(TASK TO COMPLETE): Exact reproduction of the data is required, with images excluded.

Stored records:
-------

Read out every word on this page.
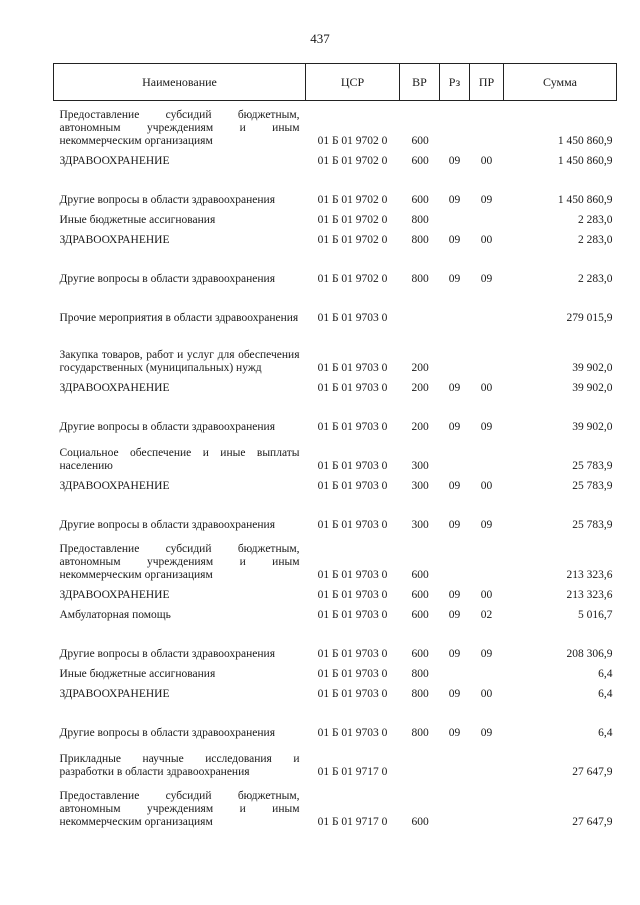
437
Наименование	ЦСР	ВР	Рз	ПР	Сумма
Предоставление субсидий бюджетным, автономным учреждениям и иным некоммерческим организациям	01 Б 01 9702 0	600			1 450 860,9
ЗДРАВООХРАНЕНИЕ	01 Б 01 9702 0	600	09	00	1 450 860,9
Другие вопросы в области здравоохранения	01 Б 01 9702 0	600	09	09	1 450 860,9
Иные бюджетные ассигнования	01 Б 01 9702 0	800			2 283,0
ЗДРАВООХРАНЕНИЕ	01 Б 01 9702 0	800	09	00	2 283,0
Другие вопросы в области здравоохранения	01 Б 01 9702 0	800	09	09	2 283,0
Прочие мероприятия в области здравоохранения	01 Б 01 9703 0				279 015,9
Закупка товаров, работ и услуг для обеспечения государственных (муниципальных) нужд	01 Б 01 9703 0	200			39 902,0
ЗДРАВООХРАНЕНИЕ	01 Б 01 9703 0	200	09	00	39 902,0
Другие вопросы в области здравоохранения	01 Б 01 9703 0	200	09	09	39 902,0
Социальное обеспечение и иные выплаты населению	01 Б 01 9703 0	300			25 783,9
ЗДРАВООХРАНЕНИЕ	01 Б 01 9703 0	300	09	00	25 783,9
Другие вопросы в области здравоохранения	01 Б 01 9703 0	300	09	09	25 783,9
Предоставление субсидий бюджетным, автономным учреждениям и иным некоммерческим организациям	01 Б 01 9703 0	600			213 323,6
ЗДРАВООХРАНЕНИЕ	01 Б 01 9703 0	600	09	00	213 323,6
Амбулаторная помощь	01 Б 01 9703 0	600	09	02	5 016,7
Другие вопросы в области здравоохранения	01 Б 01 9703 0	600	09	09	208 306,9
Иные бюджетные ассигнования	01 Б 01 9703 0	800			6,4
ЗДРАВООХРАНЕНИЕ	01 Б 01 9703 0	800	09	00	6,4
Другие вопросы в области здравоохранения	01 Б 01 9703 0	800	09	09	6,4
Прикладные научные исследования и разработки в области здравоохранения	01 Б 01 9717 0				27 647,9
Предоставление субсидий бюджетным, автономным учреждениям и иным некоммерческим организациям	01 Б 01 9717 0	600			27 647,9
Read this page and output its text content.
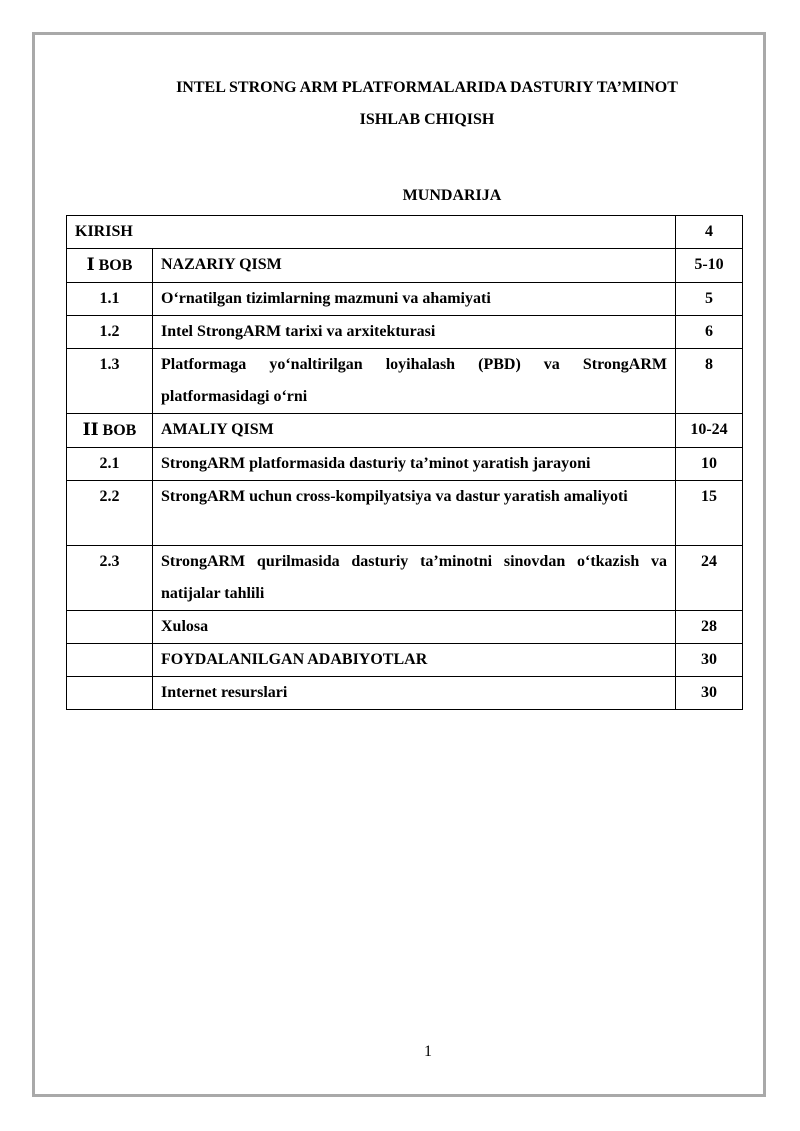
INTEL STRONG ARM PLATFORMALARIDA DASTURIY TA’MINOT
ISHLAB CHIQISH
MUNDARIJA
KIRISH		4
I BOB	NAZARIY QISM	5-10
1.1	O‘rnatilgan tizimlarning mazmuni va ahamiyati	5
1.2	Intel StrongARM tarixi va arxitekturasi	6
1.3	Platformaga yo‘naltirilgan loyihalash (PBD) va StrongARM platformasidagi o‘rni	8
II BOB	AMALIY QISM	10-24
2.1	StrongARM platformasida dasturiy ta’minot yaratish jarayoni	10
2.2	StrongARM uchun cross-kompilyatsiya va dastur yaratish amaliyoti	15
2.3	StrongARM qurilmasida dasturiy ta’minotni sinovdan o‘tkazish va natijalar tahlili	24
	Xulosa	28
	FOYDALANILGAN ADABIYOTLAR	30
	Internet resurslari	30
1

-------

(RESPONSE FOR THIS EXERCISE):
Read out every word on this page.
437
Наименование	ЦСР	ВР	Рз	ПР	Сумма
Предоставление субсидий бюджетным, автономным учреждениям и иным некоммерческим организациям	01 Б 01 9702 0	600			1 450 860,9
ЗДРАВООХРАНЕНИЕ	01 Б 01 9702 0	600	09	00	1 450 860,9
Другие вопросы в области здравоохранения	01 Б 01 9702 0	600	09	09	1 450 860,9
Иные бюджетные ассигнования	01 Б 01 9702 0	800			2 283,0
ЗДРАВООХРАНЕНИЕ	01 Б 01 9702 0	800	09	00	2 283,0
Другие вопросы в области здравоохранения	01 Б 01 9702 0	800	09	09	2 283,0
Прочие мероприятия в области здравоохранения	01 Б 01 9703 0				279 015,9
Закупка товаров, работ и услуг для обеспечения государственных (муниципальных) нужд	01 Б 01 9703 0	200			39 902,0
ЗДРАВООХРАНЕНИЕ	01 Б 01 9703 0	200	09	00	39 902,0
Другие вопросы в области здравоохранения	01 Б 01 9703 0	200	09	09	39 902,0
Социальное обеспечение и иные выплаты населению	01 Б 01 9703 0	300			25 783,9
ЗДРАВООХРАНЕНИЕ	01 Б 01 9703 0	300	09	00	25 783,9
Другие вопросы в области здравоохранения	01 Б 01 9703 0	300	09	09	25 783,9
Предоставление субсидий бюджетным, автономным учреждениям и иным некоммерческим организациям	01 Б 01 9703 0	600			213 323,6
ЗДРАВООХРАНЕНИЕ	01 Б 01 9703 0	600	09	00	213 323,6
Амбулаторная помощь	01 Б 01 9703 0	600	09	02	5 016,7
Другие вопросы в области здравоохранения	01 Б 01 9703 0	600	09	09	208 306,9
Иные бюджетные ассигнования	01 Б 01 9703 0	800			6,4
ЗДРАВООХРАНЕНИЕ	01 Б 01 9703 0	800	09	00	6,4
Другие вопросы в области здравоохранения	01 Б 01 9703 0	800	09	09	6,4
Прикладные научные исследования и разработки в области здравоохранения	01 Б 01 9717 0				27 647,9
Предоставление субсидий бюджетным, автономным учреждениям и иным некоммерческим организациям	01 Б 01 9717 0	600			27 647,9
Read this page and output its text content.
INTEL STRONG ARM PLATFORMALARIDA DASTURIY TA’MINOT
ISHLAB CHIQISH
MUNDARIJA
KIRISH		4
I BOB	NAZARIY QISM	5-10
1.1	O‘rnatilgan tizimlarning mazmuni va ahamiyati	5
1.2	Intel StrongARM tarixi va arxitekturasi	6
1.3	Platformaga yo‘naltirilgan loyihalash (PBD) va StrongARM platformasidagi o‘rni	8
II BOB	AMALIY QISM	10-24
2.1	StrongARM platformasida dasturiy ta’minot yaratish jarayoni	10
2.2	StrongARM uchun cross-kompilyatsiya va dastur yaratish amaliyoti	15
2.3	StrongARM qurilmasida dasturiy ta’minotni sinovdan o‘tkazish va natijalar tahlili	24
	Xulosa	28
	FOYDALANILGAN ADABIYOTLAR	30
	Internet resurslari	30
1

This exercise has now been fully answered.